* WHAT IS EXPECTED
Repeat the entire listing exactly.

* DATA LINES
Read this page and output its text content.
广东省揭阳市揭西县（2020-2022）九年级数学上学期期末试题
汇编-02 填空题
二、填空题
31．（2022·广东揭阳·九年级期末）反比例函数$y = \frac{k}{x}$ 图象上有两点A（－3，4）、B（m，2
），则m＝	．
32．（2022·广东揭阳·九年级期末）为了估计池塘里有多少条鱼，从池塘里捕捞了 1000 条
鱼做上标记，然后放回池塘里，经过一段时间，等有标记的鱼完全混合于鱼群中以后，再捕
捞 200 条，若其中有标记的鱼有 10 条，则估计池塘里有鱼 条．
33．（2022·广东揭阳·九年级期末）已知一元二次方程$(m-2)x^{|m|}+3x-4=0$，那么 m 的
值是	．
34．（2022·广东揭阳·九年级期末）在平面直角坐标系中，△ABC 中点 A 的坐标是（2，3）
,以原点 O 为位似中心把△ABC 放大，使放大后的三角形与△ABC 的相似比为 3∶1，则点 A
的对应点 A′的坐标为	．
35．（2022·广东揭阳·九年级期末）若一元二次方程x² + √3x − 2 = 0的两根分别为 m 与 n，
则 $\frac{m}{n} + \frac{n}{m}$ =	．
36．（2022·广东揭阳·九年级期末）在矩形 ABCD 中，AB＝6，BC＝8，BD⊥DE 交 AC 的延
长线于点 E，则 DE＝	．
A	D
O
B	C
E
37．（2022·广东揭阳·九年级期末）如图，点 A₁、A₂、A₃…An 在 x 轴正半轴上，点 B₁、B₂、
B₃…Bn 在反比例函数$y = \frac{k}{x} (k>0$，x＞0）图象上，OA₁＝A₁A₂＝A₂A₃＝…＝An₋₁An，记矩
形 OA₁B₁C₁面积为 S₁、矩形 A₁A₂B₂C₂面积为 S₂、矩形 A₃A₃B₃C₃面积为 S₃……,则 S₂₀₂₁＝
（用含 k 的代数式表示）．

* WRITTEN SOLUTION
Read this page and output its text content.
广东省揭阳市揭西县（2020-2022）九年级数学上学期期末试题
汇编-02 填空题
二、填空题
31．（2022·广东揭阳·九年级期末）反比例函数$y = \frac{k}{x}$ 图象上有两点A（－3，4）、B（m，2
），则m＝	．
32．（2022·广东揭阳·九年级期末）为了估计池塘里有多少条鱼，从池塘里捕捞了 1000 条
鱼做上标记，然后放回池塘里，经过一段时间，等有标记的鱼完全混合于鱼群中以后，再捕
捞 200 条，若其中有标记的鱼有 10 条，则估计池塘里有鱼 条．
33．（2022·广东揭阳·九年级期末）已知一元二次方程$(m-2)x^{|m|}+3x-4=0$，那么 m 的
值是	．
34．（2022·广东揭阳·九年级期末）在平面直角坐标系中，△ABC 中点 A 的坐标是（2，3）
,以原点 O 为位似中心把△ABC 放大，使放大后的三角形与△ABC 的相似比为 3∶1，则点 A
的对应点 A′的坐标为	．
35．（2022·广东揭阳·九年级期末）若一元二次方程x² + √3x − 2 = 0的两根分别为 m 与 n，
则 $\frac{m}{n} + \frac{n}{m}$ =	．
36．（2022·广东揭阳·九年级期末）在矩形 ABCD 中，AB＝6，BC＝8，BD⊥DE 交 AC 的延
长线于点 E，则 DE＝	．
A	D
O
B	C
E
37．（2022·广东揭阳·九年级期末）如图，点 A₁、A₂、A₃…An 在 x 轴正半轴上，点 B₁、B₂、
B₃…Bn 在反比例函数$y = \frac{k}{x} (k>0$，x＞0）图象上，OA₁＝A₁A₂＝A₂A₃＝…＝An₋₁An，记矩
形 OA₁B₁C₁面积为 S₁、矩形 A₁A₂B₂C₂面积为 S₂、矩形 A₃A₃B₃C₃面积为 S₃……,则 S₂₀₂₁＝
（用含 k 的代数式表示）．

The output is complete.